Challenge: Copy each line of the material below that includes the string "timestamp".

Data shown:
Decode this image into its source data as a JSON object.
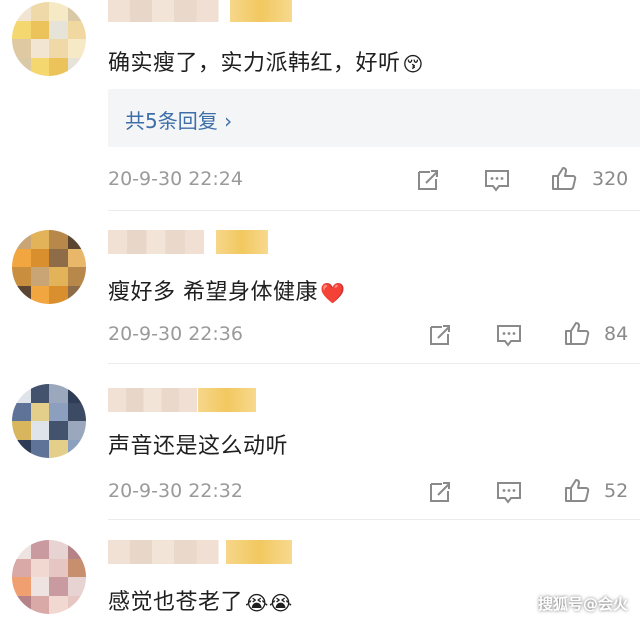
{
  "comments": [
    {
      "text": "确实瘦了，实力派韩红，好听",
      "emoji": "😚",
      "replies_label": "共5条回复 ›",
      "timestamp": "20-9-30 22:24",
      "likes": "320",
      "avatar_colors": [
        "#f2e5d2",
        "#efd9a8",
        "#f6e9c6",
        "#d9c9a7",
        "#f4d76e",
        "#ecc35a",
        "#e6e3d8",
        "#f1d8a0",
        "#dfc9a3"
      ]
    },
    {
      "text": "瘦好多 希望身体健康",
      "emoji": "❤️",
      "timestamp": "20-9-30 22:36",
      "likes": "84",
      "avatar_colors": [
        "#c9a576",
        "#e3b35a",
        "#b8884a",
        "#5b4530",
        "#f2a640",
        "#d98f2e",
        "#8e6c48",
        "#e8b76a",
        "#c98f3f"
      ]
    },
    {
      "text": "声音还是这么动听",
      "timestamp": "20-9-30 22:32",
      "likes": "52",
      "avatar_colors": [
        "#dfe3ea",
        "#43536e",
        "#9aa7bd",
        "#2e3c56",
        "#5f7398",
        "#e4cf8a",
        "#8d9fbf",
        "#3c4a63",
        "#d8b65e"
      ]
    },
    {
      "text": "感觉也苍老了",
      "emoji": "😭😭",
      "avatar_colors": [
        "#efe3e2",
        "#c99aa0",
        "#e8d3d3",
        "#b48287",
        "#d8a9a6",
        "#f1d8d1",
        "#e6c6c3",
        "#c88f6e",
        "#f0a070"
      ]
    }
  ],
  "watermark": "搜狐号@会火"
}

Correct response:
      "timestamp": "20-9-30 22:24",
      "timestamp": "20-9-30 22:36",
      "timestamp": "20-9-30 22:32",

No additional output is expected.